▶ The problem
The records should be written out in full, with nothing altered.

▶ Records for the task
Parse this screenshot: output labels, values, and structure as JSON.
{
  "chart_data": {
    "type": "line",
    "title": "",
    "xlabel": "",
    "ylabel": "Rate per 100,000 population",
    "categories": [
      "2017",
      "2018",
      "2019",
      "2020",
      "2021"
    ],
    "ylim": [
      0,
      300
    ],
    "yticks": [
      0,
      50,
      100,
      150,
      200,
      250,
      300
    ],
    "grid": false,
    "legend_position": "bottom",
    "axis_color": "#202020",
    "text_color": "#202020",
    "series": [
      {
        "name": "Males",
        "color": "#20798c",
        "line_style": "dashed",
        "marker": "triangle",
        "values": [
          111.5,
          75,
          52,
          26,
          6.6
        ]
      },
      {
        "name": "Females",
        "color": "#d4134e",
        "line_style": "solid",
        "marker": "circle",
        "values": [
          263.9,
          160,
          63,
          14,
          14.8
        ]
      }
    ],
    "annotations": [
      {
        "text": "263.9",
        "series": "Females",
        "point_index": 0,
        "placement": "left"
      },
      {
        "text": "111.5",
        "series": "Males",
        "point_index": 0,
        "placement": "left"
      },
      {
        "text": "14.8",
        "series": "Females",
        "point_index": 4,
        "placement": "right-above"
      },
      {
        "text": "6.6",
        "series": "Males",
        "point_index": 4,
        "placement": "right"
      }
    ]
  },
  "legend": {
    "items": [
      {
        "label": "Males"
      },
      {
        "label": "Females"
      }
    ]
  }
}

▶ Completed exercise
Parse this screenshot: output labels, values, and structure as JSON.
{
  "chart_data": {
    "type": "line",
    "title": "",
    "xlabel": "",
    "ylabel": "Rate per 100,000 population",
    "categories": [
      "2017",
      "2018",
      "2019",
      "2020",
      "2021"
    ],
    "ylim": [
      0,
      300
    ],
    "yticks": [
      0,
      50,
      100,
      150,
      200,
      250,
      300
    ],
    "grid": false,
    "legend_position": "bottom",
    "axis_color": "#202020",
    "text_color": "#202020",
    "series": [
      {
        "name": "Males",
        "color": "#20798c",
        "line_style": "dashed",
        "marker": "triangle",
        "values": [
          111.5,
          75,
          52,
          26,
          6.6
        ]
      },
      {
        "name": "Females",
        "color": "#d4134e",
        "line_style": "solid",
        "marker": "circle",
        "values": [
          263.9,
          160,
          63,
          14,
          14.8
        ]
      }
    ],
    "annotations": [
      {
        "text": "263.9",
        "series": "Females",
        "point_index": 0,
        "placement": "left"
      },
      {
        "text": "111.5",
        "series": "Males",
        "point_index": 0,
        "placement": "left"
      },
      {
        "text": "14.8",
        "series": "Females",
        "point_index": 4,
        "placement": "right-above"
      },
      {
        "text": "6.6",
        "series": "Males",
        "point_index": 4,
        "placement": "right"
      }
    ]
  },
  "legend": {
    "items": [
      {
        "label": "Males"
      },
      {
        "label": "Females"
      }
    ]
  }
}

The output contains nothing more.